Saturday, May 23, 2026

Sermon: The One With All the Languages

  

First Presbyterian Church

May 24, 2026, Pentecost A

Numbers11:24-30; Acts 2:1-21

 

The One with All the Languages

 

 

One of the things that sometimes needs to be set straight about Pentecost is that no, this is not the first time the Holy Spirit is invoked in scripture. Today's first reading provides one such counterexample, as a stressed-out Moses pleads for help and God invokes that Spirit to be bestowed upon seventy elders of the people of Israel so that they might share some of the burden of leadership. That Spirit's appearance is made manifest in an outburst of frenetic prophesying, one that spills over to include two men back in the camp, not numbered among those seventy. Joshua (in a typical fit of church leadership) wants to have those two men silenced and that unexpected outburst of Holy Spirit squelched, but Moses (in a typical fit of pastoral weariness) stuffs that idea, crying out that he wished everyone could prophesy. It's not how we typically expect to see the Spirit play out, to be sure, especially since this prophetic outburst is only a one-time thing, but it still serves to remind us that the Holy Spirit is not a new thing as the disciples show up for this Pentecost morning.

While the Holy Spirit isn't new in this case, there are certainly some distinctive features of this particular Spirit-event that are worth noting on this one day of the liturgical year when the Spirit comes to the forefront. The Ascension of Jesus got all of four words in the ancient creeds ("he ascended into heaven"), and in one case the Holy Spirit doesn't do a lot better. The Apostles' Creed, one of the oldest statements of faith in Christendom, has this to say on the subject:

 

I believe in the Holy Ghost...

 

That's it. Thankfully the Nicene Creed does a bit better, giving a whole paragraph to the subject. The church has some history of not really paying attention to this particular member of the Trinity, perhaps to its own harm; it is the Spirit most of all that is the most direct participant in the day-to-day life of the follower of Christ, and it is this Pentecost in-breaking of the Spirit that marks the ongoing truth of this presence and participation.

▸ Given data:
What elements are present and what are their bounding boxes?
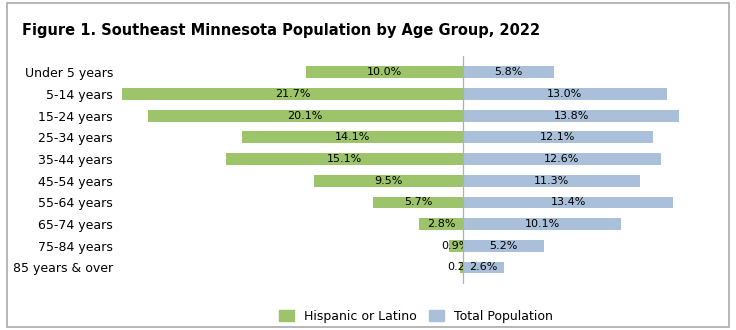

▸ Task 1: In the Pentecost sermon, who wants the two men back in the camp silenced?
▸ Task 2: Continue the Pentecost sermon from its last sentence.

▸ Exercise result 1: Joshua

▸ Exercise result 2:
Since we last heard from this group, we know that they have indeed remained inJerusalem as they were instructed. Acts also mentions in an interesting aside that they elected one of their number to replace Judas, the traitor against Jesus whose grisly death is reported in an aside. And they have waited, probably wondering what exactly they were waiting for (as noted last week). Now they're about to find out.

The description itself lingers: "a sound like the rush of a violent wind"; "divided tongues, as of fire"; and then, the sound of all the languages.

Let's be clear; this group of followers is speaking languages they don't know, but that other peoples outside of Judea or Palestine do speak. Ecstatic utterances in tongues that require interpretation (what we commonly call "speaking in tongues") come later in Acts; this event is one of miraculous speech and hearing.

Those tongues matter because just outside their windows there is a crowd of folks gathered in Jerusalem for the festival of the harvest that was Pentecost in the Jewish tradition, a group ripe to hear something good each in their own language.

Have you had that experience of being in a crowd with people speaking any language but your own? The particular challenge of this was pressed home for me many years ago when I was in Quebec City for a conference back in my academic days. The conference itself was held in English but going out for dinner or frankly anything else meant being among French speakers. While some also spoke English well enough to understand me, that wasn't always the case. I'm horrible with languages, and French is one of my worst. At least in this case the worst that came of it was that I declined the sugar I very much wanted for my coffee.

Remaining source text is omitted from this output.